━━ DATA SUPPLIED

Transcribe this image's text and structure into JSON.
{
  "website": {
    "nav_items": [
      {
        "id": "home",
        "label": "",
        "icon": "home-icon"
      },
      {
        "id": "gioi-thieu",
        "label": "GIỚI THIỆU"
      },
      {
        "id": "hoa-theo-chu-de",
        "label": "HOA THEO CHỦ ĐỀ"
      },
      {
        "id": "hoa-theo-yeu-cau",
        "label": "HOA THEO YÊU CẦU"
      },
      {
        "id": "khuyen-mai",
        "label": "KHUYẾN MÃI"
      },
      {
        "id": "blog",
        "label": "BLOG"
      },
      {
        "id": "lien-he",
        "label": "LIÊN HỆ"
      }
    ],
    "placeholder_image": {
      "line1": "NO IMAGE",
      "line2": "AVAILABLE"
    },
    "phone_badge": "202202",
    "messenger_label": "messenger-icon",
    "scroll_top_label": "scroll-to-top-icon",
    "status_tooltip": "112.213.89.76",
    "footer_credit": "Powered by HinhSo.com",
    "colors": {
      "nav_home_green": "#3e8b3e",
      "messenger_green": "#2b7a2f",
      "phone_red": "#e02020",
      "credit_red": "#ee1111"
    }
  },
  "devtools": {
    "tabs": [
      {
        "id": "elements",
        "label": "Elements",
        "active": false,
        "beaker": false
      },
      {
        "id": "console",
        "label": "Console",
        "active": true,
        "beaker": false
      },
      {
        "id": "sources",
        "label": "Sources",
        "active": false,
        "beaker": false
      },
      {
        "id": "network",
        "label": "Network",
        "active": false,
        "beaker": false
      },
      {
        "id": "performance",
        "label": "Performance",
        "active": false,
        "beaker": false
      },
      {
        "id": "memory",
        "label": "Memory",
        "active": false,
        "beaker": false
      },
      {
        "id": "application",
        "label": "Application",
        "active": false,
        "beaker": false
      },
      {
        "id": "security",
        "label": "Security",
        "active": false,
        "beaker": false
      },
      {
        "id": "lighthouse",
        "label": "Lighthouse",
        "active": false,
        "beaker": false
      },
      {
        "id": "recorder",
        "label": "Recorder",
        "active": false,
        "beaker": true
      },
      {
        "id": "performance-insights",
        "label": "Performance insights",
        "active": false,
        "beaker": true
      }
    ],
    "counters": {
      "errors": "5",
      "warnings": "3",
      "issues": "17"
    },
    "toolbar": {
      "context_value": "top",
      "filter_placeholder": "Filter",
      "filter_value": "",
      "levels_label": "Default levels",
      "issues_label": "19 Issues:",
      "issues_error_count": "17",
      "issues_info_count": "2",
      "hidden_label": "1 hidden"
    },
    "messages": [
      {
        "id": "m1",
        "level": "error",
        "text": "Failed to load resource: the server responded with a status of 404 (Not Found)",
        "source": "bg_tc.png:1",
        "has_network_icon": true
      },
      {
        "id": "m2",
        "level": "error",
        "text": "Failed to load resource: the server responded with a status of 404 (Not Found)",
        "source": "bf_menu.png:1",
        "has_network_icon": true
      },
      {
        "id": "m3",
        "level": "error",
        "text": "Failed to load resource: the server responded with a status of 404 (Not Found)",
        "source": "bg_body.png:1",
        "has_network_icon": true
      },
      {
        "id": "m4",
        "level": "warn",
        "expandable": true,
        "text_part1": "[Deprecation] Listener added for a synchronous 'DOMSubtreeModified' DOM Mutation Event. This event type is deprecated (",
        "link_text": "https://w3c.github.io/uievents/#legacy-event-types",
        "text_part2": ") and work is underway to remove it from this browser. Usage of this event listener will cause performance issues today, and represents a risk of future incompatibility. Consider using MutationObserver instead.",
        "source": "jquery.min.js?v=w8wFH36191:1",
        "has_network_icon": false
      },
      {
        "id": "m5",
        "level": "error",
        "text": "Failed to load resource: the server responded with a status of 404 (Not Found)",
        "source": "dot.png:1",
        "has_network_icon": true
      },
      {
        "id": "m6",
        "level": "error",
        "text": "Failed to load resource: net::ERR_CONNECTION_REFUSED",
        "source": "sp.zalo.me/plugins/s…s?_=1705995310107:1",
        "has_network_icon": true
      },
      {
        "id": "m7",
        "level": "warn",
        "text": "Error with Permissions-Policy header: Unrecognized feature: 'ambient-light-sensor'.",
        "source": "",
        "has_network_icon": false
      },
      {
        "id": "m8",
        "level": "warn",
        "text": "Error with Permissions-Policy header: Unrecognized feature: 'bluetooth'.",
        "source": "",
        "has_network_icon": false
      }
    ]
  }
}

━━━━
━━ DATA SUPPLIED

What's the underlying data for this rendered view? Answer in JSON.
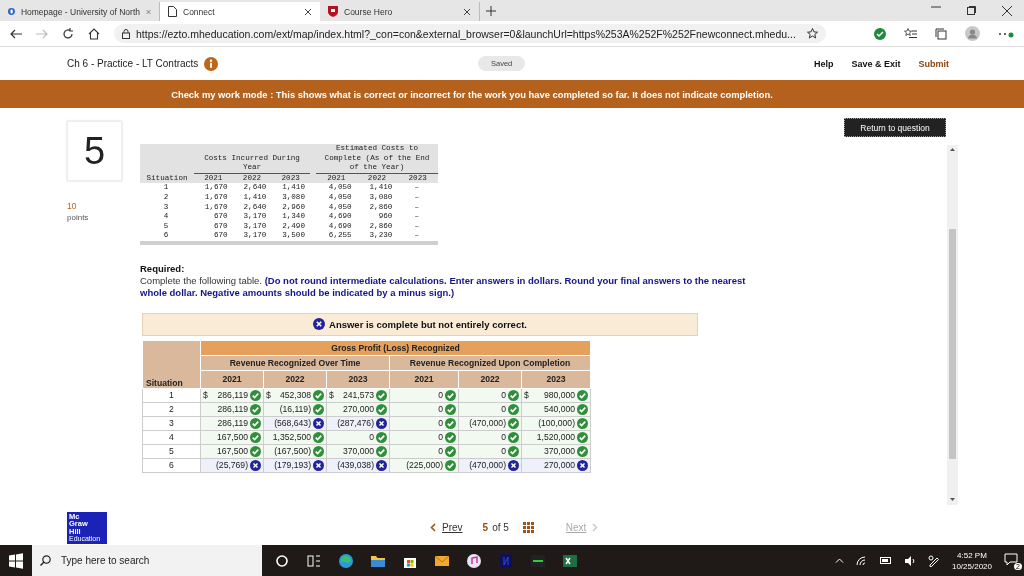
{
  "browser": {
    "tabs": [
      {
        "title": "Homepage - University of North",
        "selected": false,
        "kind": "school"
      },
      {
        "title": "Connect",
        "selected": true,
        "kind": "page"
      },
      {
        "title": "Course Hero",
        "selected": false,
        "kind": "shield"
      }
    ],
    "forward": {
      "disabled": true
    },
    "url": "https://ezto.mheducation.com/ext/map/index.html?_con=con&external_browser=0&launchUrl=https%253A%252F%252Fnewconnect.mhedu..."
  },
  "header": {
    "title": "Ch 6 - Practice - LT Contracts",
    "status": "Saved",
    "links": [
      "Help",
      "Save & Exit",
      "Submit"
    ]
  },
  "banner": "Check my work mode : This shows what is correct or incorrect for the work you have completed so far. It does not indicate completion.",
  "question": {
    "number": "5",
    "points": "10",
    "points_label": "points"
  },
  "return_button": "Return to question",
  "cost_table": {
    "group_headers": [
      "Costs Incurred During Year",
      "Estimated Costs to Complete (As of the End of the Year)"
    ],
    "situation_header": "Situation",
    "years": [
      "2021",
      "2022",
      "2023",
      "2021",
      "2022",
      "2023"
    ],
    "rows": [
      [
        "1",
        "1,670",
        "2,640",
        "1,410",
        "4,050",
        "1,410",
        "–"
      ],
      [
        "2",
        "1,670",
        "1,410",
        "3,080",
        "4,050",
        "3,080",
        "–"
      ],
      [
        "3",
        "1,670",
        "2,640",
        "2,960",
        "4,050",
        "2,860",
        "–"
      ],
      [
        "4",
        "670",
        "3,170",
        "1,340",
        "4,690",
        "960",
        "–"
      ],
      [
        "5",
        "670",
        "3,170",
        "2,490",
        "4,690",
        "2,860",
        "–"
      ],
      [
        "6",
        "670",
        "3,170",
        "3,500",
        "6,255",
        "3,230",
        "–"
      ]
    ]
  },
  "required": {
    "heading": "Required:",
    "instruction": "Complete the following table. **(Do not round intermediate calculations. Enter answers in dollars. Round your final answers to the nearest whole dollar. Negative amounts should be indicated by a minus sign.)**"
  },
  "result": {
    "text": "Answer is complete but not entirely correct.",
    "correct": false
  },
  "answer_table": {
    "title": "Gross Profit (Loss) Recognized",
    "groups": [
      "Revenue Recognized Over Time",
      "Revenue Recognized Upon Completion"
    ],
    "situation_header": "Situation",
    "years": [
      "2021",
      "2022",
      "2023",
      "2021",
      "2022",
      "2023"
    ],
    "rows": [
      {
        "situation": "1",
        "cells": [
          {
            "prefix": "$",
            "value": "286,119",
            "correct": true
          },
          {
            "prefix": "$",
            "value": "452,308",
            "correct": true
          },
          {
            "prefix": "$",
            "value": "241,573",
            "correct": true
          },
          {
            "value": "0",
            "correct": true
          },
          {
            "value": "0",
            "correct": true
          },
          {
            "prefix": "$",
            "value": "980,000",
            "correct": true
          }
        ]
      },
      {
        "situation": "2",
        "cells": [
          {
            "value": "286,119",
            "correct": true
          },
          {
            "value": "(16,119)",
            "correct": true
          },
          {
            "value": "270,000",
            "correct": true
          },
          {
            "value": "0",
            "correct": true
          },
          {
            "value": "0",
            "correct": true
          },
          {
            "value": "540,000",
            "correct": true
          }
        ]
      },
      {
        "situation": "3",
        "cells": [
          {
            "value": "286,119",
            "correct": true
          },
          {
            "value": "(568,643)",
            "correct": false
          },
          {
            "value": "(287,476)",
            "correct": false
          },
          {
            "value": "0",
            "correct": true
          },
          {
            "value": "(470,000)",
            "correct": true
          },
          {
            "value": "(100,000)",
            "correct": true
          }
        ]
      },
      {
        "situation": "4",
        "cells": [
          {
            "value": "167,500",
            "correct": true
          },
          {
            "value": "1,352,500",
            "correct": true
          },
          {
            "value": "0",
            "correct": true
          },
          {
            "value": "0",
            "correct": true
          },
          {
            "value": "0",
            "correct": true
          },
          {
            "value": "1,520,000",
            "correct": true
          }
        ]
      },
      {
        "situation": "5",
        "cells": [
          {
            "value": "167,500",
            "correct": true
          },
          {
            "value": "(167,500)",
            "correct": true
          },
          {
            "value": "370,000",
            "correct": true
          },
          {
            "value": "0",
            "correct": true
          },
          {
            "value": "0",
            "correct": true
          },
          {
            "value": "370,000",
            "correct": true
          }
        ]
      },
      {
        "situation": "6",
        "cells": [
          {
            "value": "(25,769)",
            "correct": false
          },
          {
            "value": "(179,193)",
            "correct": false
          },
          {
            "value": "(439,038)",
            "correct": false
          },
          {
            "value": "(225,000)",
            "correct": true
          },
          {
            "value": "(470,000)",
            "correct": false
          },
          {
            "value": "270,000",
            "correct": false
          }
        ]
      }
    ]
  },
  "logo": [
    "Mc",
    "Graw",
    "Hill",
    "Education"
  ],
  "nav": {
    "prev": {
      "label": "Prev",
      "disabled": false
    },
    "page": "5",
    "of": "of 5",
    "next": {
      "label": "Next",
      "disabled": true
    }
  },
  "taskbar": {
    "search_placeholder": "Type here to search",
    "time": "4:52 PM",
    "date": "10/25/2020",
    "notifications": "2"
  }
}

━━━━

(STATED TASK):
Show every line where the string "Permissions" appears.

(THE RESULT):
        "text": "Error with Permissions-Policy header: Unrecognized feature: 'ambient-light-sensor'.",
        "text": "Error with Permissions-Policy header: Unrecognized feature: 'bluetooth'.",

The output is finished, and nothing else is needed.